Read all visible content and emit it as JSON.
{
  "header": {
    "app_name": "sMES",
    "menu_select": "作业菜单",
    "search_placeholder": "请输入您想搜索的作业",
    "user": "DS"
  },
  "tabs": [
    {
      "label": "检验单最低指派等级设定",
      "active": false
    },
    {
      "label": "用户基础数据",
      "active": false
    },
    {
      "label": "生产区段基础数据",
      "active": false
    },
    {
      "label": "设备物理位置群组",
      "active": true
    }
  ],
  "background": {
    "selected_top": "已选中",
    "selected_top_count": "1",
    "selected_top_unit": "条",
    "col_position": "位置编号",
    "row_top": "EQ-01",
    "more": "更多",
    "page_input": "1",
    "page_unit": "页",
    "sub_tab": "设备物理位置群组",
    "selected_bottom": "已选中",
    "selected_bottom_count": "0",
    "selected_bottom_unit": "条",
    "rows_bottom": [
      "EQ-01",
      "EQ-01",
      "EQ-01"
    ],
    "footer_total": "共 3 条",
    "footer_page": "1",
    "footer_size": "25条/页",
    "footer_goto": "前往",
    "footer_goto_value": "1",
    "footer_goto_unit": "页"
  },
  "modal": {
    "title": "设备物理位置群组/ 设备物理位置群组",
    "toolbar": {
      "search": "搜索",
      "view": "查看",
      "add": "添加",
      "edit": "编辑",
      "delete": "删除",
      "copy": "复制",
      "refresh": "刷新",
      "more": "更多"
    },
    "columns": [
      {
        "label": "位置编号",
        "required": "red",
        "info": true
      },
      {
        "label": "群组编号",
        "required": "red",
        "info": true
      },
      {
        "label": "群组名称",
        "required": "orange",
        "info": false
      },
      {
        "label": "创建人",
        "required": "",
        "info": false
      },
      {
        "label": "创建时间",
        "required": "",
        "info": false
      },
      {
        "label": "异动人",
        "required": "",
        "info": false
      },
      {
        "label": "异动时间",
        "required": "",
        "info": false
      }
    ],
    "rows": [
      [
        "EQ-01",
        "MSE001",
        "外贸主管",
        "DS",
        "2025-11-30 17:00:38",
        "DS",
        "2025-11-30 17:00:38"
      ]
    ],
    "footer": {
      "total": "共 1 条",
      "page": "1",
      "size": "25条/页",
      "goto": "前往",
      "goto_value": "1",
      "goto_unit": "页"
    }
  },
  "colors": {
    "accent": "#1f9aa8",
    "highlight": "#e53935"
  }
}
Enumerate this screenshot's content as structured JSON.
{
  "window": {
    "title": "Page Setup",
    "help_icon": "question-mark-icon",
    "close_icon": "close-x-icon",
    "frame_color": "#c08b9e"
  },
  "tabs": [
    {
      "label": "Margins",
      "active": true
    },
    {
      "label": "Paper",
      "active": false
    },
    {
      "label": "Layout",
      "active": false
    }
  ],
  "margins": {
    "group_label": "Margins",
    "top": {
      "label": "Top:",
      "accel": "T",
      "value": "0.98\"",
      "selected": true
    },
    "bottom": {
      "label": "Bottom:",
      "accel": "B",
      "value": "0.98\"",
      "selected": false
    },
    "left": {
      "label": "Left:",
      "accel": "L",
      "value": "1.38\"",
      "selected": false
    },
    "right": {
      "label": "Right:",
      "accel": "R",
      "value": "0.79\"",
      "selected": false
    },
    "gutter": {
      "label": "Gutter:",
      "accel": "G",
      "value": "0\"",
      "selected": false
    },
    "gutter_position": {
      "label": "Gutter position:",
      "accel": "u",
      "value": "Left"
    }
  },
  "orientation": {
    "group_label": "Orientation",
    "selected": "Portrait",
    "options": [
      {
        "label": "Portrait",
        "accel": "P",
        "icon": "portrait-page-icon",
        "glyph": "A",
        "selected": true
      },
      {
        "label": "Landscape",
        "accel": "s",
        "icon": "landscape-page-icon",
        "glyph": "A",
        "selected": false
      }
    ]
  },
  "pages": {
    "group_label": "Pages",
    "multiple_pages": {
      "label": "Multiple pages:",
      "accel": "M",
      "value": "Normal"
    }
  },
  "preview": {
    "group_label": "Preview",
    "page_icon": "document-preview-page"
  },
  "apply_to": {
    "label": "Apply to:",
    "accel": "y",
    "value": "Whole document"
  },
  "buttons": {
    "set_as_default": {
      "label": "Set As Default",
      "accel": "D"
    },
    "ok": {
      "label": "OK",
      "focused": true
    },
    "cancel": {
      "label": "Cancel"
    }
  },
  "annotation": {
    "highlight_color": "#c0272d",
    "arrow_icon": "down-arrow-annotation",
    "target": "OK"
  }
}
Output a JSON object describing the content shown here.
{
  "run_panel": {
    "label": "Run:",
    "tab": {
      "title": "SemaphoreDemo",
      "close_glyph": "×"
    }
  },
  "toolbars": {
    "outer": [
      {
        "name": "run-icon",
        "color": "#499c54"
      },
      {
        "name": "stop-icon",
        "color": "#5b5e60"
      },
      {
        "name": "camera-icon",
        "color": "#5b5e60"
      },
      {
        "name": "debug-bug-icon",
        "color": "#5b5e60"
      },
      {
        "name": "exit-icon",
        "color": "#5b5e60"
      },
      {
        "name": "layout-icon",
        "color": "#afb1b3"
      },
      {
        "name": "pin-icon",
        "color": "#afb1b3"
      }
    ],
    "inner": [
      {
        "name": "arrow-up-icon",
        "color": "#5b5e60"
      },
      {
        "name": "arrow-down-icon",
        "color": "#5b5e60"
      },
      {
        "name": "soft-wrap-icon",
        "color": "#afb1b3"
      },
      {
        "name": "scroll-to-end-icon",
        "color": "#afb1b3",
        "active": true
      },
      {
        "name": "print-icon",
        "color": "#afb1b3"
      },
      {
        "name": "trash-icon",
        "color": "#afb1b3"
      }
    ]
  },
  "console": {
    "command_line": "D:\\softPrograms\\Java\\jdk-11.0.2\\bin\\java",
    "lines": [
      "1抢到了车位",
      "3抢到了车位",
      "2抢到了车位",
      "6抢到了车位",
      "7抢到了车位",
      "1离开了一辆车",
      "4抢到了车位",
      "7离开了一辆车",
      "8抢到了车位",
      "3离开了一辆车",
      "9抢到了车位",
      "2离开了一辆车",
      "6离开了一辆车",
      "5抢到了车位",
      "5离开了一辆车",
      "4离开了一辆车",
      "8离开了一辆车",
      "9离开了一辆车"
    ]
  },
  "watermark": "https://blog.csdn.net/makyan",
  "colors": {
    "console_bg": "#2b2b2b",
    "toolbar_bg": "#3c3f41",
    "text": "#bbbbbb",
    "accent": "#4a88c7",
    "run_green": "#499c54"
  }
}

________

◆ **Task**: Please set down the whole listing above without altering a single line.

◆ **Response below**:
Read all visible content and emit it as JSON.
{
  "header": {
    "app_name": "sMES",
    "menu_select": "作业菜单",
    "search_placeholder": "请输入您想搜索的作业",
    "user": "DS"
  },
  "tabs": [
    {
      "label": "检验单最低指派等级设定",
      "active": false
    },
    {
      "label": "用户基础数据",
      "active": false
    },
    {
      "label": "生产区段基础数据",
      "active": false
    },
    {
      "label": "设备物理位置群组",
      "active": true
    }
  ],
  "background": {
    "selected_top": "已选中",
    "selected_top_count": "1",
    "selected_top_unit": "条",
    "col_position": "位置编号",
    "row_top": "EQ-01",
    "more": "更多",
    "page_input": "1",
    "page_unit": "页",
    "sub_tab": "设备物理位置群组",
    "selected_bottom": "已选中",
    "selected_bottom_count": "0",
    "selected_bottom_unit": "条",
    "rows_bottom": [
      "EQ-01",
      "EQ-01",
      "EQ-01"
    ],
    "footer_total": "共 3 条",
    "footer_page": "1",
    "footer_size": "25条/页",
    "footer_goto": "前往",
    "footer_goto_value": "1",
    "footer_goto_unit": "页"
  },
  "modal": {
    "title": "设备物理位置群组/ 设备物理位置群组",
    "toolbar": {
      "search": "搜索",
      "view": "查看",
      "add": "添加",
      "edit": "编辑",
      "delete": "删除",
      "copy": "复制",
      "refresh": "刷新",
      "more": "更多"
    },
    "columns": [
      {
        "label": "位置编号",
        "required": "red",
        "info": true
      },
      {
        "label": "群组编号",
        "required": "red",
        "info": true
      },
      {
        "label": "群组名称",
        "required": "orange",
        "info": false
      },
      {
        "label": "创建人",
        "required": "",
        "info": false
      },
      {
        "label": "创建时间",
        "required": "",
        "info": false
      },
      {
        "label": "异动人",
        "required": "",
        "info": false
      },
      {
        "label": "异动时间",
        "required": "",
        "info": false
      }
    ],
    "rows": [
      [
        "EQ-01",
        "MSE001",
        "外贸主管",
        "DS",
        "2025-11-30 17:00:38",
        "DS",
        "2025-11-30 17:00:38"
      ]
    ],
    "footer": {
      "total": "共 1 条",
      "page": "1",
      "size": "25条/页",
      "goto": "前往",
      "goto_value": "1",
      "goto_unit": "页"
    }
  },
  "colors": {
    "accent": "#1f9aa8",
    "highlight": "#e53935"
  }
}
Enumerate this screenshot's content as structured JSON.
{
  "window": {
    "title": "Page Setup",
    "help_icon": "question-mark-icon",
    "close_icon": "close-x-icon",
    "frame_color": "#c08b9e"
  },
  "tabs": [
    {
      "label": "Margins",
      "active": true
    },
    {
      "label": "Paper",
      "active": false
    },
    {
      "label": "Layout",
      "active": false
    }
  ],
  "margins": {
    "group_label": "Margins",
    "top": {
      "label": "Top:",
      "accel": "T",
      "value": "0.98\"",
      "selected": true
    },
    "bottom": {
      "label": "Bottom:",
      "accel": "B",
      "value": "0.98\"",
      "selected": false
    },
    "left": {
      "label": "Left:",
      "accel": "L",
      "value": "1.38\"",
      "selected": false
    },
    "right": {
      "label": "Right:",
      "accel": "R",
      "value": "0.79\"",
      "selected": false
    },
    "gutter": {
      "label": "Gutter:",
      "accel": "G",
      "value": "0\"",
      "selected": false
    },
    "gutter_position": {
      "label": "Gutter position:",
      "accel": "u",
      "value": "Left"
    }
  },
  "orientation": {
    "group_label": "Orientation",
    "selected": "Portrait",
    "options": [
      {
        "label": "Portrait",
        "accel": "P",
        "icon": "portrait-page-icon",
        "glyph": "A",
        "selected": true
      },
      {
        "label": "Landscape",
        "accel": "s",
        "icon": "landscape-page-icon",
        "glyph": "A",
        "selected": false
      }
    ]
  },
  "pages": {
    "group_label": "Pages",
    "multiple_pages": {
      "label": "Multiple pages:",
      "accel": "M",
      "value": "Normal"
    }
  },
  "preview": {
    "group_label": "Preview",
    "page_icon": "document-preview-page"
  },
  "apply_to": {
    "label": "Apply to:",
    "accel": "y",
    "value": "Whole document"
  },
  "buttons": {
    "set_as_default": {
      "label": "Set As Default",
      "accel": "D"
    },
    "ok": {
      "label": "OK",
      "focused": true
    },
    "cancel": {
      "label": "Cancel"
    }
  },
  "annotation": {
    "highlight_color": "#c0272d",
    "arrow_icon": "down-arrow-annotation",
    "target": "OK"
  }
}
Output a JSON object describing the content shown here.
{
  "run_panel": {
    "label": "Run:",
    "tab": {
      "title": "SemaphoreDemo",
      "close_glyph": "×"
    }
  },
  "toolbars": {
    "outer": [
      {
        "name": "run-icon",
        "color": "#499c54"
      },
      {
        "name": "stop-icon",
        "color": "#5b5e60"
      },
      {
        "name": "camera-icon",
        "color": "#5b5e60"
      },
      {
        "name": "debug-bug-icon",
        "color": "#5b5e60"
      },
      {
        "name": "exit-icon",
        "color": "#5b5e60"
      },
      {
        "name": "layout-icon",
        "color": "#afb1b3"
      },
      {
        "name": "pin-icon",
        "color": "#afb1b3"
      }
    ],
    "inner": [
      {
        "name": "arrow-up-icon",
        "color": "#5b5e60"
      },
      {
        "name": "arrow-down-icon",
        "color": "#5b5e60"
      },
      {
        "name": "soft-wrap-icon",
        "color": "#afb1b3"
      },
      {
        "name": "scroll-to-end-icon",
        "color": "#afb1b3",
        "active": true
      },
      {
        "name": "print-icon",
        "color": "#afb1b3"
      },
      {
        "name": "trash-icon",
        "color": "#afb1b3"
      }
    ]
  },
  "console": {
    "command_line": "D:\\softPrograms\\Java\\jdk-11.0.2\\bin\\java",
    "lines": [
      "1抢到了车位",
      "3抢到了车位",
      "2抢到了车位",
      "6抢到了车位",
      "7抢到了车位",
      "1离开了一辆车",
      "4抢到了车位",
      "7离开了一辆车",
      "8抢到了车位",
      "3离开了一辆车",
      "9抢到了车位",
      "2离开了一辆车",
      "6离开了一辆车",
      "5抢到了车位",
      "5离开了一辆车",
      "4离开了一辆车",
      "8离开了一辆车",
      "9离开了一辆车"
    ]
  },
  "watermark": "https://blog.csdn.net/makyan",
  "colors": {
    "console_bg": "#2b2b2b",
    "toolbar_bg": "#3c3f41",
    "text": "#bbbbbb",
    "accent": "#4a88c7",
    "run_green": "#499c54"
  }
}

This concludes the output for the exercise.